:: Material for the task ::

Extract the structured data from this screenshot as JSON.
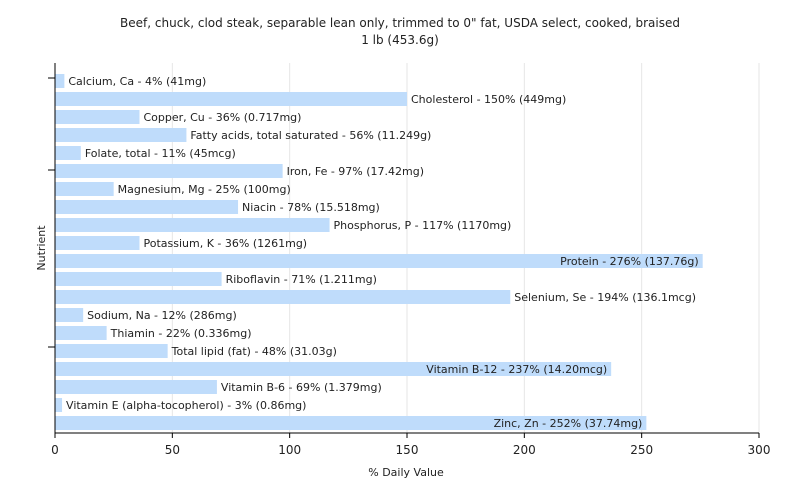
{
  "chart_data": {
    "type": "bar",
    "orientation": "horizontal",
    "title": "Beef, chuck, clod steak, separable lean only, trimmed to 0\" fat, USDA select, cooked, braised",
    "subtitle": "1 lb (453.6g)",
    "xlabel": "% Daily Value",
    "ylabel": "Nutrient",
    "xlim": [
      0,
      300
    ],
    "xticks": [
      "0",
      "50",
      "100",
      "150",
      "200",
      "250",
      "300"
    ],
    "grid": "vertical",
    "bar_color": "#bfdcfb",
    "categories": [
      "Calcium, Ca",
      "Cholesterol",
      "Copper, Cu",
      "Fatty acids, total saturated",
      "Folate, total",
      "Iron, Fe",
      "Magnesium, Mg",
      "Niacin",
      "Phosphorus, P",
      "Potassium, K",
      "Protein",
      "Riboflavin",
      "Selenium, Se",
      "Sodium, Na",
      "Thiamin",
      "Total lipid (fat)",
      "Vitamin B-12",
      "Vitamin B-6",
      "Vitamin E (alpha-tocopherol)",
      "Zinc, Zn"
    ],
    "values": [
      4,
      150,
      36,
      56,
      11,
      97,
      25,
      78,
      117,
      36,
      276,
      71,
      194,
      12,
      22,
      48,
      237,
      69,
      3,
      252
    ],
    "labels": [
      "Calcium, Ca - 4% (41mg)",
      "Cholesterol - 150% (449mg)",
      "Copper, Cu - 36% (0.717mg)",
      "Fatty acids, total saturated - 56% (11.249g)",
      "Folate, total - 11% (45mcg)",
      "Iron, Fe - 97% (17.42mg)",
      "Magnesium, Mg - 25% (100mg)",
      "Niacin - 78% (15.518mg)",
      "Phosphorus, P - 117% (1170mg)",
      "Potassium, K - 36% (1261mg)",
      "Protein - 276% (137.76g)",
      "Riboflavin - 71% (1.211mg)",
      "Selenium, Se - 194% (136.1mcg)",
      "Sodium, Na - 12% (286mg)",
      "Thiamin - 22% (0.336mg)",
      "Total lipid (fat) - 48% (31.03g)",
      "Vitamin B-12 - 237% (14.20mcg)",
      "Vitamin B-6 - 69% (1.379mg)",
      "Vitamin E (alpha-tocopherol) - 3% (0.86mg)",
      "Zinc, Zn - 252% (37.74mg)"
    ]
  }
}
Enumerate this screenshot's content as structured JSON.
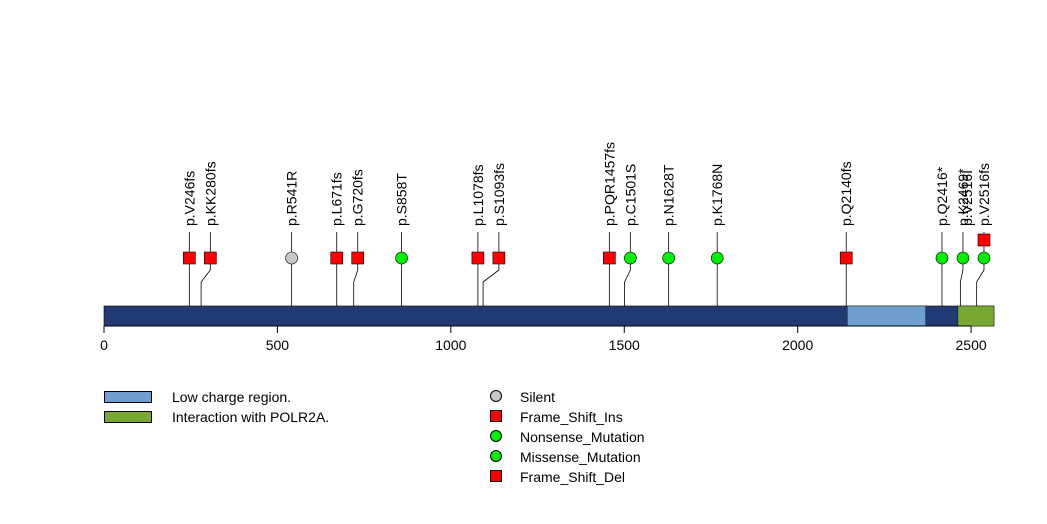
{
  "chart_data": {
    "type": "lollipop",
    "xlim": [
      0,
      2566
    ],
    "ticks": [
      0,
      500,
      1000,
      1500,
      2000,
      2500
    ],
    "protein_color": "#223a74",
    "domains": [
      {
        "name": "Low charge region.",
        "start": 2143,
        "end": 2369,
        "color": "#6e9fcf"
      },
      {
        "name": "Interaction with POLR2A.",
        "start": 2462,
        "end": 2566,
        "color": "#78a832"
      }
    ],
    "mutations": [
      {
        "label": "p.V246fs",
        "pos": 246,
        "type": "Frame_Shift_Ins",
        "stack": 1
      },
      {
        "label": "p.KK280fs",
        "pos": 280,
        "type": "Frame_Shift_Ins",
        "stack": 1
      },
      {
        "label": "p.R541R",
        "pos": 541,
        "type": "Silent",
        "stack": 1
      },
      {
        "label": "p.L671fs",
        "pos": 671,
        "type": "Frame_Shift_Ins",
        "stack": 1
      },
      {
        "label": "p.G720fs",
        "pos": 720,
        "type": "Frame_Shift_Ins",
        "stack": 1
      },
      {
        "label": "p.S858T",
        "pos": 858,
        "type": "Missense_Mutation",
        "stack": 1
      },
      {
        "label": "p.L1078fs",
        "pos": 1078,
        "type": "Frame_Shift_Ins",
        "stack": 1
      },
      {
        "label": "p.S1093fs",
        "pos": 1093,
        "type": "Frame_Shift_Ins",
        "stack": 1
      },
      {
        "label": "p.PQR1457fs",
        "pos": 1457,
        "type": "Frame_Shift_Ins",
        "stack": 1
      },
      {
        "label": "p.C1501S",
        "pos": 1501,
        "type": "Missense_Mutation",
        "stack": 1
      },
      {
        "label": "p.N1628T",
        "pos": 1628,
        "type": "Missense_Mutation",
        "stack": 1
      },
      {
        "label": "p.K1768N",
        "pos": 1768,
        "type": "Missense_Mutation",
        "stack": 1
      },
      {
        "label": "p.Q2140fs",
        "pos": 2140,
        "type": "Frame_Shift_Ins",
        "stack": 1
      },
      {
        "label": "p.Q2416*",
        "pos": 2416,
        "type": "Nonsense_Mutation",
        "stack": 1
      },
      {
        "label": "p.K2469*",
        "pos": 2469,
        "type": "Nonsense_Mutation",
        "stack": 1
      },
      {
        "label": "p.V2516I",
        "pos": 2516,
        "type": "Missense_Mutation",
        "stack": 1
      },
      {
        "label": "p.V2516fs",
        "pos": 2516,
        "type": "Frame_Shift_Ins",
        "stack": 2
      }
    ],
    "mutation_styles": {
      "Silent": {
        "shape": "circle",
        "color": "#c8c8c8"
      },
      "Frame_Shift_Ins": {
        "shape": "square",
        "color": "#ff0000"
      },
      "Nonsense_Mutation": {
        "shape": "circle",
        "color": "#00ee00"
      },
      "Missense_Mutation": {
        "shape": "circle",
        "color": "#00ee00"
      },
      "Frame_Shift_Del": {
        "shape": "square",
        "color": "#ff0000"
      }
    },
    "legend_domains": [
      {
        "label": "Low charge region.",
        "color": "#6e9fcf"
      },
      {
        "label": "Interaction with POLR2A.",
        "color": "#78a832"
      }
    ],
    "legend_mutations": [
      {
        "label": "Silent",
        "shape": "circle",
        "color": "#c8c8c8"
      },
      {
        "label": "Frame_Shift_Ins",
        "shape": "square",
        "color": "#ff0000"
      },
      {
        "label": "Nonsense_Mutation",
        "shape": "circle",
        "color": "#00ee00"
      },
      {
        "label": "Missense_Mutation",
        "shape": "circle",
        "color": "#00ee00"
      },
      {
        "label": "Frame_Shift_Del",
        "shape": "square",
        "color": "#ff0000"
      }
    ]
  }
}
* * *
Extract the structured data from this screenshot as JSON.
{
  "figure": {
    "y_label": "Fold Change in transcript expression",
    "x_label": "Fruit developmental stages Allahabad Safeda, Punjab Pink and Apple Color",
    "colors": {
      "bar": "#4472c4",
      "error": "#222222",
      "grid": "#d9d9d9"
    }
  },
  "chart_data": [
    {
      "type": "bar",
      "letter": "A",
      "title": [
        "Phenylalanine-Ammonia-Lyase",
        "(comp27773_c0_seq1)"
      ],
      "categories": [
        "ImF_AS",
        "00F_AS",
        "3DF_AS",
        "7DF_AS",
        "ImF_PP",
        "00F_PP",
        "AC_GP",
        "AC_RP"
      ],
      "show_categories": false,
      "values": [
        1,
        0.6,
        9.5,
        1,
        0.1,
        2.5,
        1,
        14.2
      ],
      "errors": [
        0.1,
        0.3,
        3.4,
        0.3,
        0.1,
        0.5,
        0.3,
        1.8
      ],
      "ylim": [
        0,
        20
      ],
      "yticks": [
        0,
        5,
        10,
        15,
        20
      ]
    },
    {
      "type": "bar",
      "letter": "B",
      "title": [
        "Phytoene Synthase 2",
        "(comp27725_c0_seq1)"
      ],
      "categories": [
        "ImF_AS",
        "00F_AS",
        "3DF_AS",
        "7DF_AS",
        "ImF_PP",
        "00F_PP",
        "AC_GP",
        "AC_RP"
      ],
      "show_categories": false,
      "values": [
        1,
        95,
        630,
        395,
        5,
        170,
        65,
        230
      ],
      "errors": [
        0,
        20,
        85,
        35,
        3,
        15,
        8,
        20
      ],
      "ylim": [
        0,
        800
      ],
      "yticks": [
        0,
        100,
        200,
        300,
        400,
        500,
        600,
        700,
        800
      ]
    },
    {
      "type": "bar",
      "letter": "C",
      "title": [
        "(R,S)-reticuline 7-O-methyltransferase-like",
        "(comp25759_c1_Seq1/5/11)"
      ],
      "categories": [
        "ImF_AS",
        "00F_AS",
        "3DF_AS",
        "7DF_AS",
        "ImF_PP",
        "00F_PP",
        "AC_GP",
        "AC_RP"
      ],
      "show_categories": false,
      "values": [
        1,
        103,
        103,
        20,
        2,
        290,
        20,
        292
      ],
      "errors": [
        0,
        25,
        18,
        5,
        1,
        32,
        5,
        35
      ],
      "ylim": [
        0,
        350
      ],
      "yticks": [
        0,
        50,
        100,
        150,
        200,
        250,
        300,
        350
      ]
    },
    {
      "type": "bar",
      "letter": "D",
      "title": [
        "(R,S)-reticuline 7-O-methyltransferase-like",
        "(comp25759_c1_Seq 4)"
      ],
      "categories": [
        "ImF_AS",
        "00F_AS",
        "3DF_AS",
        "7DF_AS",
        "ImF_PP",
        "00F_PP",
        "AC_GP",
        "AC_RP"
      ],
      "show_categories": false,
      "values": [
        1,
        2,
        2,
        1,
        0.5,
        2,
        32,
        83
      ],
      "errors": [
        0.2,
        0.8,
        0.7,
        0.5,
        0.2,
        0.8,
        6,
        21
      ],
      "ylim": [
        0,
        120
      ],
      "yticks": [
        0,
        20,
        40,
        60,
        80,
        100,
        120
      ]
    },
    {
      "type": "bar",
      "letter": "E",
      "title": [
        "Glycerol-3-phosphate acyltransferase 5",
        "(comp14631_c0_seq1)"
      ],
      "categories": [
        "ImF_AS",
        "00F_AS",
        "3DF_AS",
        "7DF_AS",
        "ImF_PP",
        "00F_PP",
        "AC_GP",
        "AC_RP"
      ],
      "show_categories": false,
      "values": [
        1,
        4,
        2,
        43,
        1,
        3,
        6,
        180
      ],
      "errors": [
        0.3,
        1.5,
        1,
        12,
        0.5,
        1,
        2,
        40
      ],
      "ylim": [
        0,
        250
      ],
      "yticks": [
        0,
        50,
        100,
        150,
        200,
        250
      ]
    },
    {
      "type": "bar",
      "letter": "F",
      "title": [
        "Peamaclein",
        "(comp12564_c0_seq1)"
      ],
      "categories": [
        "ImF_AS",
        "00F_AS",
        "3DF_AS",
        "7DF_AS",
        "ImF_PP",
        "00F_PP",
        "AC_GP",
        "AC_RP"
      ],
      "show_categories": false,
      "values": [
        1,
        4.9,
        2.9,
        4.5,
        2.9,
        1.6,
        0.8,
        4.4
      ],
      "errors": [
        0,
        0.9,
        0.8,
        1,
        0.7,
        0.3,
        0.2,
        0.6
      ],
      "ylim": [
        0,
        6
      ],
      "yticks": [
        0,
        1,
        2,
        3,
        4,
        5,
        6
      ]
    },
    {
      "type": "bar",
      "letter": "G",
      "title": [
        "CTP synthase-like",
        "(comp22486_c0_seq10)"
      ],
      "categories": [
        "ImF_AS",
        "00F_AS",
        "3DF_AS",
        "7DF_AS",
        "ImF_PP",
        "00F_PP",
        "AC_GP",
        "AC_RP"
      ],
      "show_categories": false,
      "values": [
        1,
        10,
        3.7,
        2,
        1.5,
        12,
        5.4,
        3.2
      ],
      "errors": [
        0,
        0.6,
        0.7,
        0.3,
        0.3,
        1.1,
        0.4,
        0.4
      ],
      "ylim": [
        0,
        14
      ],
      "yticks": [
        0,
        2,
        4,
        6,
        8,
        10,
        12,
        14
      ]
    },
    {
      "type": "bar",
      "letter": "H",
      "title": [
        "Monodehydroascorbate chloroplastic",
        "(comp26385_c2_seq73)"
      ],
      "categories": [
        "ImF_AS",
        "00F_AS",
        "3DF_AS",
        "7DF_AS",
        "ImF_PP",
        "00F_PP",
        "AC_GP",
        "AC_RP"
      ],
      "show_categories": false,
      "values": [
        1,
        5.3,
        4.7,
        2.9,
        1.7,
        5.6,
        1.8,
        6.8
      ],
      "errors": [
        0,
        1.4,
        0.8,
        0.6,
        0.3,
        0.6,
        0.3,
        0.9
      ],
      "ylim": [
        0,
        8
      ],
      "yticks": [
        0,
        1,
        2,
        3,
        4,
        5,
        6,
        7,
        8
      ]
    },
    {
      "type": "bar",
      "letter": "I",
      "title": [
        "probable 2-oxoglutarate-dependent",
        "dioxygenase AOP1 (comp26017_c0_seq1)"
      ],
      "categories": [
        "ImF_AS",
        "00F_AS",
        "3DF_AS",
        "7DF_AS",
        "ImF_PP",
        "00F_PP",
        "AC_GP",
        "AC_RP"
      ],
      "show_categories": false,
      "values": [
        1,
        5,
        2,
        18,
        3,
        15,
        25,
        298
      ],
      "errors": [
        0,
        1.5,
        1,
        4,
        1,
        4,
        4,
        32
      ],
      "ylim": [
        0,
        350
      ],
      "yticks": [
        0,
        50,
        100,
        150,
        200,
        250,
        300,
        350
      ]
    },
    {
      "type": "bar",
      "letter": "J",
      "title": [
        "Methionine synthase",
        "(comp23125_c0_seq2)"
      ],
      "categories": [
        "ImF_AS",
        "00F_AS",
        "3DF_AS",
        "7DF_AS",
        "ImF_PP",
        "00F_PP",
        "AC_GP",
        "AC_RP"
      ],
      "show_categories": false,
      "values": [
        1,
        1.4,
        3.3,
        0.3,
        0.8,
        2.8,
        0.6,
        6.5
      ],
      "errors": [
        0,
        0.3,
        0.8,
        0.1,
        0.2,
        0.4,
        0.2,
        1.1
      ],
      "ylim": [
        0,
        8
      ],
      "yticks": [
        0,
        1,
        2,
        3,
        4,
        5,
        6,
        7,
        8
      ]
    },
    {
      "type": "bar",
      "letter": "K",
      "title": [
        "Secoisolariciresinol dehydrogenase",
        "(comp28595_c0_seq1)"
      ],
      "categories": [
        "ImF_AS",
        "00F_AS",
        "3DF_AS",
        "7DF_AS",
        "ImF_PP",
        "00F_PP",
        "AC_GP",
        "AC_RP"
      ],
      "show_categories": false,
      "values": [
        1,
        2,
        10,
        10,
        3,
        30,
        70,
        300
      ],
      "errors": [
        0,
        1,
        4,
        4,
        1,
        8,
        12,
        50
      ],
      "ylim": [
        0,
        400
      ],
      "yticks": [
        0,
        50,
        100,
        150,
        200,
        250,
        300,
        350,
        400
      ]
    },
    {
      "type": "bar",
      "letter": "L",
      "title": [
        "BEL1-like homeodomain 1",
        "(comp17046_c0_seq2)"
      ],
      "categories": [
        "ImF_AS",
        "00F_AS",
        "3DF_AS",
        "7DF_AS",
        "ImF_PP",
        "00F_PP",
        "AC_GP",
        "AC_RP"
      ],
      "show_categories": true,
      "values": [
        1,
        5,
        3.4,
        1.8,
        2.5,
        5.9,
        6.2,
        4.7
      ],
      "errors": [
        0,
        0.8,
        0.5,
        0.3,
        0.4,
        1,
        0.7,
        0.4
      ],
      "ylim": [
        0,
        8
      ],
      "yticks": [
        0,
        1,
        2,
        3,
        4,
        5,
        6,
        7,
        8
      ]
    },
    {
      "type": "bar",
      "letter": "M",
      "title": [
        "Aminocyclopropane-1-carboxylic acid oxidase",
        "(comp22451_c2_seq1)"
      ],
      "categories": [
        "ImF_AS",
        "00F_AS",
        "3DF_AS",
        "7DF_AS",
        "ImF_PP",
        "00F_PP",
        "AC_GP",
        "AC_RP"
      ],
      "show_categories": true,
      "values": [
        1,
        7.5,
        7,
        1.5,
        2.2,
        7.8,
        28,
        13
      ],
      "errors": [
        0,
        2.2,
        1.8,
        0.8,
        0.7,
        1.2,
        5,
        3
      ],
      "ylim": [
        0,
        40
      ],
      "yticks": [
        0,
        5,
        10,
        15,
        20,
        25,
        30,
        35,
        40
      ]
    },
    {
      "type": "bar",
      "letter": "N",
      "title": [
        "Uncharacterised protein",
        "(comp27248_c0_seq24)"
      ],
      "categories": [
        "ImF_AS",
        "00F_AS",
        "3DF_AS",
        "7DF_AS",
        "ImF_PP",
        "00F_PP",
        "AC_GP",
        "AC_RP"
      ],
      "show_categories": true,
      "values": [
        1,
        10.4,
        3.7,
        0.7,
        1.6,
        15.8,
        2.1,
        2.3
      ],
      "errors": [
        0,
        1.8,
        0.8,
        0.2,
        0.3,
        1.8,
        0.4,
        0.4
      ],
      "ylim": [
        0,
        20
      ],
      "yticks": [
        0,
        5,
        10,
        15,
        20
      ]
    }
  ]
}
* * *
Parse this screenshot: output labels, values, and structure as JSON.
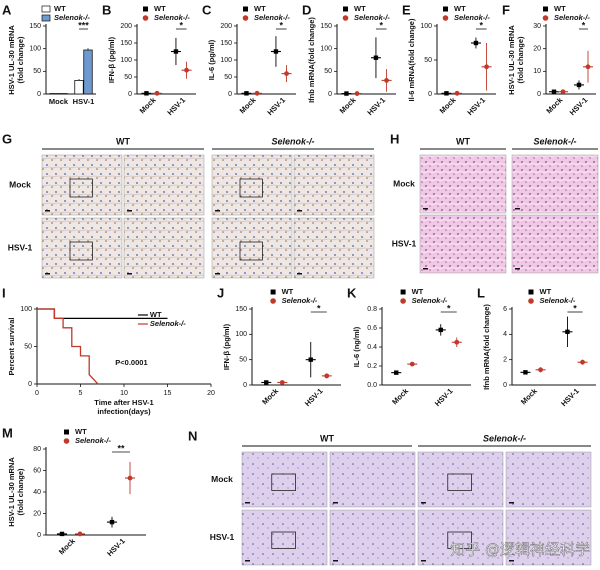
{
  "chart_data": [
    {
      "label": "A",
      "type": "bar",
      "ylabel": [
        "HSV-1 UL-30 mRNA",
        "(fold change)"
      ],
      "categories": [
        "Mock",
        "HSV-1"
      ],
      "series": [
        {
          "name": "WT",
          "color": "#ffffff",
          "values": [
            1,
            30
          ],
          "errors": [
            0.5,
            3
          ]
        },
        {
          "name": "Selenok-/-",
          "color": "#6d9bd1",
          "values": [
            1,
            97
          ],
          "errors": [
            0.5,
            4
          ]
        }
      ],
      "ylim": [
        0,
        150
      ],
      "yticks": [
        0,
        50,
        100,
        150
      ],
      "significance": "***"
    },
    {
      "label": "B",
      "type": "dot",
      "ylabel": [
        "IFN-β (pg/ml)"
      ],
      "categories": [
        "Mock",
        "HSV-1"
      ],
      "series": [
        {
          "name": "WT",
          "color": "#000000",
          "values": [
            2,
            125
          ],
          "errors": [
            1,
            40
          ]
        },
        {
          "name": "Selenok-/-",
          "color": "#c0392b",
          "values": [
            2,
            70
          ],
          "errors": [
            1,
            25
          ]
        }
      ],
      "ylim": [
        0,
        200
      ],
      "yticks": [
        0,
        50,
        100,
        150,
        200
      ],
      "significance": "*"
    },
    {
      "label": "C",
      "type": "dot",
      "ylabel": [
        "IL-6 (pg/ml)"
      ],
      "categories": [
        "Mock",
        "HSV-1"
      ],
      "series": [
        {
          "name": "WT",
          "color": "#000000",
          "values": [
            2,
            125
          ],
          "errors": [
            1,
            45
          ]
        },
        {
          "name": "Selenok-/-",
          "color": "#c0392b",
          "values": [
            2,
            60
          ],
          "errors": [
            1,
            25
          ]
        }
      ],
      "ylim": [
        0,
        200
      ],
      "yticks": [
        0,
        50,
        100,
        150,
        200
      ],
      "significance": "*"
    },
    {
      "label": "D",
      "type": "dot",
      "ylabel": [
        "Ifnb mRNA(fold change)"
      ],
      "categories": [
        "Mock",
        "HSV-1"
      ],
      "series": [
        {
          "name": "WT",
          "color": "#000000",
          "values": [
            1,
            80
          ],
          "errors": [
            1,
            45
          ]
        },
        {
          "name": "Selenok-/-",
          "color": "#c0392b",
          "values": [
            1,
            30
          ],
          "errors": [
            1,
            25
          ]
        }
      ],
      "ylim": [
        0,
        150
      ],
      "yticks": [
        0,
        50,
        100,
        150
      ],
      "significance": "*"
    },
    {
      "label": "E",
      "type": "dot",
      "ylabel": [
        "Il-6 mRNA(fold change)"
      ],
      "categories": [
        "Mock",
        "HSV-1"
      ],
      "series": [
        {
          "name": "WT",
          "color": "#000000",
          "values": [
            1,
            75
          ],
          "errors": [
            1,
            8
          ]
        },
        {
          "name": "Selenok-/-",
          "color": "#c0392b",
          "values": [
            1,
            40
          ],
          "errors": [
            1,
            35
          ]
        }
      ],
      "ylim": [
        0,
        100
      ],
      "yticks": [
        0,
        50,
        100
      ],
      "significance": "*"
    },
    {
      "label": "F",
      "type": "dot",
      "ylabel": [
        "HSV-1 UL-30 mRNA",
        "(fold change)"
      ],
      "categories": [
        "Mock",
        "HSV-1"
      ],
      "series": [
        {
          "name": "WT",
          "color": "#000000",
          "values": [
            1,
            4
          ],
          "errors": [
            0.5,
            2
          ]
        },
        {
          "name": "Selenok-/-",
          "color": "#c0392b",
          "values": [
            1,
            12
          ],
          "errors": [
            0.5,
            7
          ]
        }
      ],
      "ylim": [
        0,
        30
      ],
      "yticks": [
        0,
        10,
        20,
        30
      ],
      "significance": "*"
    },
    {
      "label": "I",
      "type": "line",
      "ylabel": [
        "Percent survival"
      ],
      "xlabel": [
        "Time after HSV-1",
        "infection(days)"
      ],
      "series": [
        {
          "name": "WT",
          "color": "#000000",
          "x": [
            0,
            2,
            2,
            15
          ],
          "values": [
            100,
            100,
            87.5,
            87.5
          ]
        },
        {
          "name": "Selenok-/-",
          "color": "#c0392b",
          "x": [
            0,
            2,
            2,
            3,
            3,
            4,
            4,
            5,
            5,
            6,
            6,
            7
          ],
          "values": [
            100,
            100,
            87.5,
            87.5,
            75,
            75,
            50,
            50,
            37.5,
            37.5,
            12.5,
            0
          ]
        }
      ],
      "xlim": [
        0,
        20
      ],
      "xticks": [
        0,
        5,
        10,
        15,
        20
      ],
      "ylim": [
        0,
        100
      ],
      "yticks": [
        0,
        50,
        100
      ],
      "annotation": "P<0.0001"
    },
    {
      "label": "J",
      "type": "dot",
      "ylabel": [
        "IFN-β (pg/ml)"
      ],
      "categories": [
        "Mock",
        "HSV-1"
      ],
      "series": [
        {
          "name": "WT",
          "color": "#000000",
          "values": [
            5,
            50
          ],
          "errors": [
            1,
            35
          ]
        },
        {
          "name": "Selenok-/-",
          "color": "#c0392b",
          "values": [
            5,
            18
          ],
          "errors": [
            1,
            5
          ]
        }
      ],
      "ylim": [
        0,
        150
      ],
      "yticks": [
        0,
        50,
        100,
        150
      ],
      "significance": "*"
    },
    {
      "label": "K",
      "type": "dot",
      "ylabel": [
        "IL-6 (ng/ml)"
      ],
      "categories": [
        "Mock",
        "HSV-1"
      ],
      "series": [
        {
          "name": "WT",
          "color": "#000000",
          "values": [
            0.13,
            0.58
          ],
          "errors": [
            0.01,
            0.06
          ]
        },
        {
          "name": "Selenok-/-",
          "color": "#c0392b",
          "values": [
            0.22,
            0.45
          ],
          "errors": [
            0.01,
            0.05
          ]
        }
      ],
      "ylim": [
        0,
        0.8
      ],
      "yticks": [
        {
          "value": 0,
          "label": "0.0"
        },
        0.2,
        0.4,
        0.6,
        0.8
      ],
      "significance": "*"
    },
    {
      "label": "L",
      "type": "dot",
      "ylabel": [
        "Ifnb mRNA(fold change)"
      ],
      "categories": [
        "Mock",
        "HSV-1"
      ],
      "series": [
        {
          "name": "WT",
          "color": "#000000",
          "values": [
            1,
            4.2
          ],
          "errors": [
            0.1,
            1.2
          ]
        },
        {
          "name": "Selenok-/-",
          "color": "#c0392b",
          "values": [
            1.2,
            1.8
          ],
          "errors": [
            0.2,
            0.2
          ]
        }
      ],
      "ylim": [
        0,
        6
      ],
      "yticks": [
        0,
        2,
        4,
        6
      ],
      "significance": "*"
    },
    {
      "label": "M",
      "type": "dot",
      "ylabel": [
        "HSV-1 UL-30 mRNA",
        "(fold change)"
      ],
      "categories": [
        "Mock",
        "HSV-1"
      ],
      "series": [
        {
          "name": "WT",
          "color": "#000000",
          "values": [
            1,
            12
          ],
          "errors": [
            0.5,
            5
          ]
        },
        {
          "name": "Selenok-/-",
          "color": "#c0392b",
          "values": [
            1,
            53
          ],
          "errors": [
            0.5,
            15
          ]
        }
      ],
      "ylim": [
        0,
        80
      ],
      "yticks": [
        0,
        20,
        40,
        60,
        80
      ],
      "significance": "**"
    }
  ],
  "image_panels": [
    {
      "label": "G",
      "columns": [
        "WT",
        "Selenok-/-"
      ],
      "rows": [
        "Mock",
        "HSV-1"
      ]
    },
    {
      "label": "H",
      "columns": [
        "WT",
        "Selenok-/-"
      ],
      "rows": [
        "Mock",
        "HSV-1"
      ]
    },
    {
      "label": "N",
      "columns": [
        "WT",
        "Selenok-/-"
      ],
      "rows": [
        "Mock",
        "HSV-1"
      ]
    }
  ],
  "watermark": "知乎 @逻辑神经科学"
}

:: Work instructions ::
Sift the material for lines that include the word "saturated", and copy each one.

:: Exercise response ::
      "Fatty acids, total saturated",
      "Fatty acids, total saturated - 56% (11.249g)",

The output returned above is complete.